EXTRACTED DATA:
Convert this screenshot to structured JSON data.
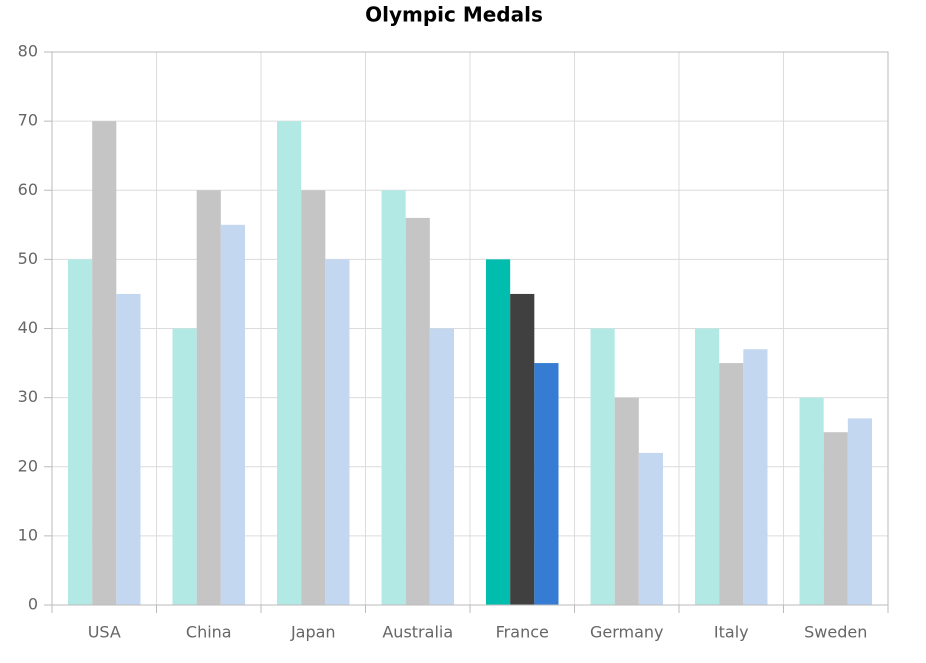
{
  "chart_data": {
    "type": "bar",
    "title": "Olympic Medals",
    "categories": [
      "USA",
      "China",
      "Japan",
      "Australia",
      "France",
      "Germany",
      "Italy",
      "Sweden"
    ],
    "series": [
      {
        "values": [
          50,
          40,
          70,
          60,
          50,
          40,
          40,
          30
        ],
        "colors": [
          "#b3e9e5",
          "#b3e9e5",
          "#b3e9e5",
          "#b3e9e5",
          "#00bdae",
          "#b3e9e5",
          "#b3e9e5",
          "#b3e9e5"
        ]
      },
      {
        "values": [
          70,
          60,
          60,
          56,
          45,
          30,
          35,
          25
        ],
        "colors": [
          "#c5c5c5",
          "#c5c5c5",
          "#c5c5c5",
          "#c5c5c5",
          "#404041",
          "#c5c5c5",
          "#c5c5c5",
          "#c5c5c5"
        ]
      },
      {
        "values": [
          45,
          55,
          50,
          40,
          35,
          22,
          37,
          27
        ],
        "colors": [
          "#c4d7f1",
          "#c4d7f1",
          "#c4d7f1",
          "#c4d7f1",
          "#357cd2",
          "#c4d7f1",
          "#c4d7f1",
          "#c4d7f1"
        ]
      }
    ],
    "ylim": [
      0,
      80
    ],
    "yticks": [
      0,
      10,
      20,
      30,
      40,
      50,
      60,
      70,
      80
    ],
    "grid": true
  }
}
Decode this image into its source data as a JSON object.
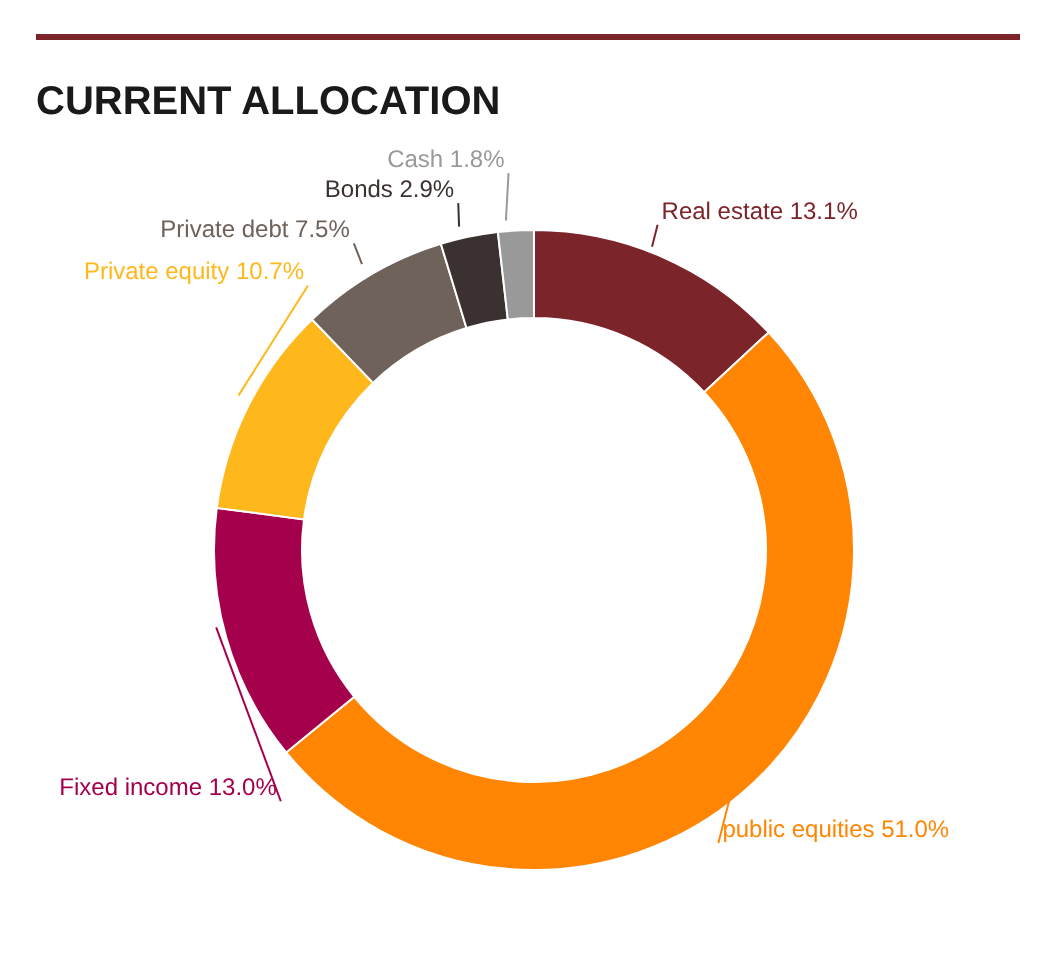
{
  "chart_data": {
    "type": "donut",
    "title": "CURRENT ALLOCATION",
    "categories": [
      "Real estate",
      "public equities",
      "Fixed income",
      "Private equity",
      "Private debt",
      "Bonds",
      "Cash"
    ],
    "values": [
      13.1,
      51.0,
      13.0,
      10.7,
      7.5,
      2.9,
      1.8
    ],
    "value_labels": [
      "13.1%",
      "51.0%",
      "13.0%",
      "10.7%",
      "7.5%",
      "2.9%",
      "1.8%"
    ],
    "colors": [
      "#7b2429",
      "#ff8503",
      "#a5004c",
      "#ffb81c",
      "#6e625a",
      "#3a3130",
      "#999999"
    ],
    "legend": false
  }
}
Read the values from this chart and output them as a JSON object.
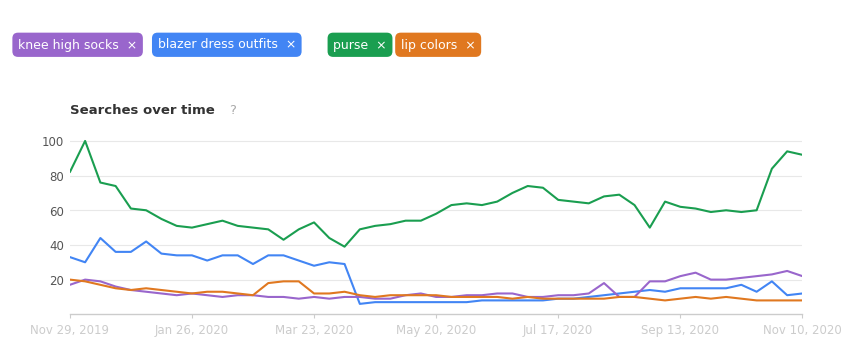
{
  "background_color": "#ffffff",
  "chart_title": "Searches over time",
  "question_mark": "?",
  "tags": [
    {
      "label": "knee high socks",
      "color": "#9966cc"
    },
    {
      "label": "blazer dress outfits",
      "color": "#4285f4"
    },
    {
      "label": "purse",
      "color": "#1a9e50"
    },
    {
      "label": "lip colors",
      "color": "#e07820"
    }
  ],
  "x_labels": [
    "Nov 29, 2019",
    "Jan 26, 2020",
    "Mar 23, 2020",
    "May 20, 2020",
    "Jul 17, 2020",
    "Sep 13, 2020",
    "Nov 10, 2020"
  ],
  "yticks": [
    20,
    40,
    60,
    80,
    100
  ],
  "ylim": [
    0,
    105
  ],
  "series": [
    {
      "name": "purse",
      "color": "#1a9e50",
      "data": [
        82,
        100,
        76,
        74,
        61,
        60,
        55,
        51,
        50,
        52,
        54,
        51,
        50,
        49,
        43,
        49,
        53,
        44,
        39,
        49,
        51,
        52,
        54,
        54,
        58,
        63,
        64,
        63,
        65,
        70,
        74,
        73,
        66,
        65,
        64,
        68,
        69,
        63,
        50,
        65,
        62,
        61,
        59,
        60,
        59,
        60,
        84,
        94,
        92
      ]
    },
    {
      "name": "blazer_dress_outfits",
      "color": "#4285f4",
      "data": [
        33,
        30,
        44,
        36,
        36,
        42,
        35,
        34,
        34,
        31,
        34,
        34,
        29,
        34,
        34,
        31,
        28,
        30,
        29,
        6,
        7,
        7,
        7,
        7,
        7,
        7,
        7,
        8,
        8,
        8,
        8,
        8,
        9,
        9,
        10,
        11,
        12,
        13,
        14,
        13,
        15,
        15,
        15,
        15,
        17,
        13,
        19,
        11,
        12
      ]
    },
    {
      "name": "knee_high_socks",
      "color": "#9966cc",
      "data": [
        17,
        20,
        19,
        16,
        14,
        13,
        12,
        11,
        12,
        11,
        10,
        11,
        11,
        10,
        10,
        9,
        10,
        9,
        10,
        10,
        9,
        9,
        11,
        12,
        10,
        10,
        11,
        11,
        12,
        12,
        10,
        10,
        11,
        11,
        12,
        18,
        10,
        10,
        19,
        19,
        22,
        24,
        20,
        20,
        21,
        22,
        23,
        25,
        22
      ]
    },
    {
      "name": "lip_colors",
      "color": "#e07820",
      "data": [
        20,
        19,
        17,
        15,
        14,
        15,
        14,
        13,
        12,
        13,
        13,
        12,
        11,
        18,
        19,
        19,
        12,
        12,
        13,
        11,
        10,
        11,
        11,
        11,
        11,
        10,
        10,
        10,
        10,
        9,
        10,
        9,
        9,
        9,
        9,
        9,
        10,
        10,
        9,
        8,
        9,
        10,
        9,
        10,
        9,
        8,
        8,
        8,
        8
      ]
    }
  ],
  "n_points": 49,
  "tag_font_size": 9,
  "axis_font_size": 8.5,
  "title_font_size": 9.5
}
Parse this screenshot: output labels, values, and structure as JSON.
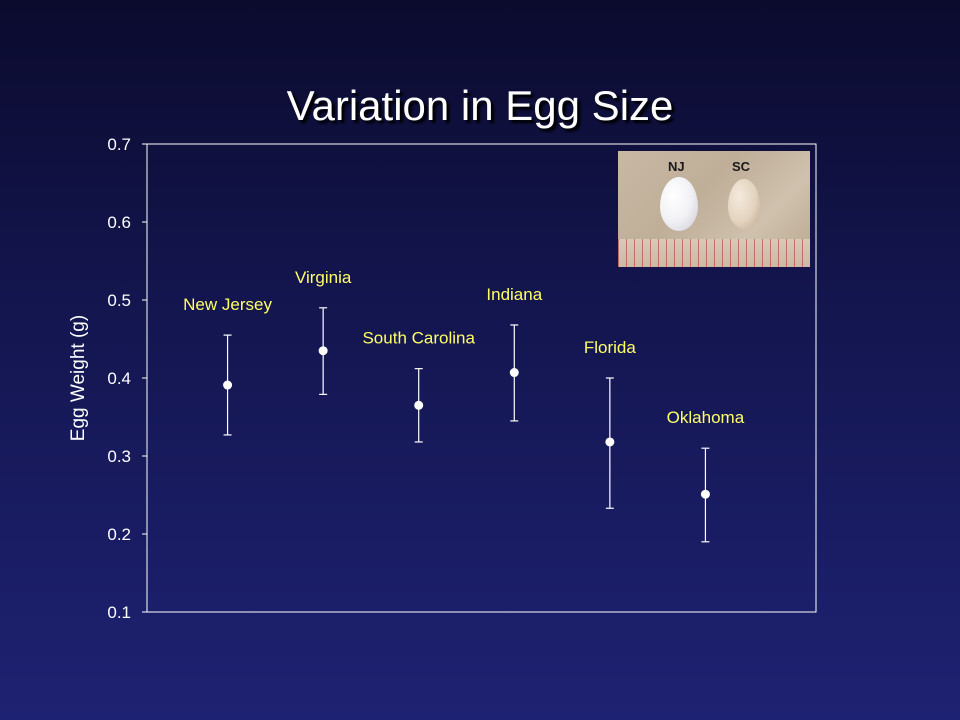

TASK STATEMENT:
In your copy, leave out the pictures and reproduce the material above exactly.

RESULT FOR THIS TASK:
Convert this screenshot to structured JSON data.
{
  "chart_data": {
    "type": "bar",
    "title": "Olympic Medals",
    "categories": [
      "USA",
      "China",
      "Japan",
      "Australia",
      "France",
      "Germany",
      "Italy",
      "Sweden"
    ],
    "series": [
      {
        "values": [
          50,
          40,
          70,
          60,
          50,
          40,
          40,
          30
        ],
        "colors": [
          "#b3e9e5",
          "#b3e9e5",
          "#b3e9e5",
          "#b3e9e5",
          "#00bdae",
          "#b3e9e5",
          "#b3e9e5",
          "#b3e9e5"
        ]
      },
      {
        "values": [
          70,
          60,
          60,
          56,
          45,
          30,
          35,
          25
        ],
        "colors": [
          "#c5c5c5",
          "#c5c5c5",
          "#c5c5c5",
          "#c5c5c5",
          "#404041",
          "#c5c5c5",
          "#c5c5c5",
          "#c5c5c5"
        ]
      },
      {
        "values": [
          45,
          55,
          50,
          40,
          35,
          22,
          37,
          27
        ],
        "colors": [
          "#c4d7f1",
          "#c4d7f1",
          "#c4d7f1",
          "#c4d7f1",
          "#357cd2",
          "#c4d7f1",
          "#c4d7f1",
          "#c4d7f1"
        ]
      }
    ],
    "ylim": [
      0,
      80
    ],
    "yticks": [
      0,
      10,
      20,
      30,
      40,
      50,
      60,
      70,
      80
    ],
    "grid": true
  }
}
Decode this image into its source data as a JSON object.
{
  "chart_data": {
    "type": "donut",
    "title": "CURRENT ALLOCATION",
    "categories": [
      "Real estate",
      "public equities",
      "Fixed income",
      "Private equity",
      "Private debt",
      "Bonds",
      "Cash"
    ],
    "values": [
      13.1,
      51.0,
      13.0,
      10.7,
      7.5,
      2.9,
      1.8
    ],
    "value_labels": [
      "13.1%",
      "51.0%",
      "13.0%",
      "10.7%",
      "7.5%",
      "2.9%",
      "1.8%"
    ],
    "colors": [
      "#7b2429",
      "#ff8503",
      "#a5004c",
      "#ffb81c",
      "#6e625a",
      "#3a3130",
      "#999999"
    ],
    "legend": false
  }
}
Read the values from this chart and output them as a JSON object.
{
  "background_color": "#ffffff",
  "chart_title": "Searches over time",
  "question_mark": "?",
  "tags": [
    {
      "label": "knee high socks",
      "color": "#9966cc"
    },
    {
      "label": "blazer dress outfits",
      "color": "#4285f4"
    },
    {
      "label": "purse",
      "color": "#1a9e50"
    },
    {
      "label": "lip colors",
      "color": "#e07820"
    }
  ],
  "x_labels": [
    "Nov 29, 2019",
    "Jan 26, 2020",
    "Mar 23, 2020",
    "May 20, 2020",
    "Jul 17, 2020",
    "Sep 13, 2020",
    "Nov 10, 2020"
  ],
  "yticks": [
    20,
    40,
    60,
    80,
    100
  ],
  "ylim": [
    0,
    105
  ],
  "series": [
    {
      "name": "purse",
      "color": "#1a9e50",
      "data": [
        82,
        100,
        76,
        74,
        61,
        60,
        55,
        51,
        50,
        52,
        54,
        51,
        50,
        49,
        43,
        49,
        53,
        44,
        39,
        49,
        51,
        52,
        54,
        54,
        58,
        63,
        64,
        63,
        65,
        70,
        74,
        73,
        66,
        65,
        64,
        68,
        69,
        63,
        50,
        65,
        62,
        61,
        59,
        60,
        59,
        60,
        84,
        94,
        92
      ]
    },
    {
      "name": "blazer_dress_outfits",
      "color": "#4285f4",
      "data": [
        33,
        30,
        44,
        36,
        36,
        42,
        35,
        34,
        34,
        31,
        34,
        34,
        29,
        34,
        34,
        31,
        28,
        30,
        29,
        6,
        7,
        7,
        7,
        7,
        7,
        7,
        7,
        8,
        8,
        8,
        8,
        8,
        9,
        9,
        10,
        11,
        12,
        13,
        14,
        13,
        15,
        15,
        15,
        15,
        17,
        13,
        19,
        11,
        12
      ]
    },
    {
      "name": "knee_high_socks",
      "color": "#9966cc",
      "data": [
        17,
        20,
        19,
        16,
        14,
        13,
        12,
        11,
        12,
        11,
        10,
        11,
        11,
        10,
        10,
        9,
        10,
        9,
        10,
        10,
        9,
        9,
        11,
        12,
        10,
        10,
        11,
        11,
        12,
        12,
        10,
        10,
        11,
        11,
        12,
        18,
        10,
        10,
        19,
        19,
        22,
        24,
        20,
        20,
        21,
        22,
        23,
        25,
        22
      ]
    },
    {
      "name": "lip_colors",
      "color": "#e07820",
      "data": [
        20,
        19,
        17,
        15,
        14,
        15,
        14,
        13,
        12,
        13,
        13,
        12,
        11,
        18,
        19,
        19,
        12,
        12,
        13,
        11,
        10,
        11,
        11,
        11,
        11,
        10,
        10,
        10,
        10,
        9,
        10,
        9,
        9,
        9,
        9,
        9,
        10,
        10,
        9,
        8,
        9,
        10,
        9,
        10,
        9,
        8,
        8,
        8,
        8
      ]
    }
  ],
  "n_points": 49,
  "tag_font_size": 9,
  "axis_font_size": 8.5,
  "title_font_size": 9.5
}
Parse this screenshot: output labels, values, and structure as JSON.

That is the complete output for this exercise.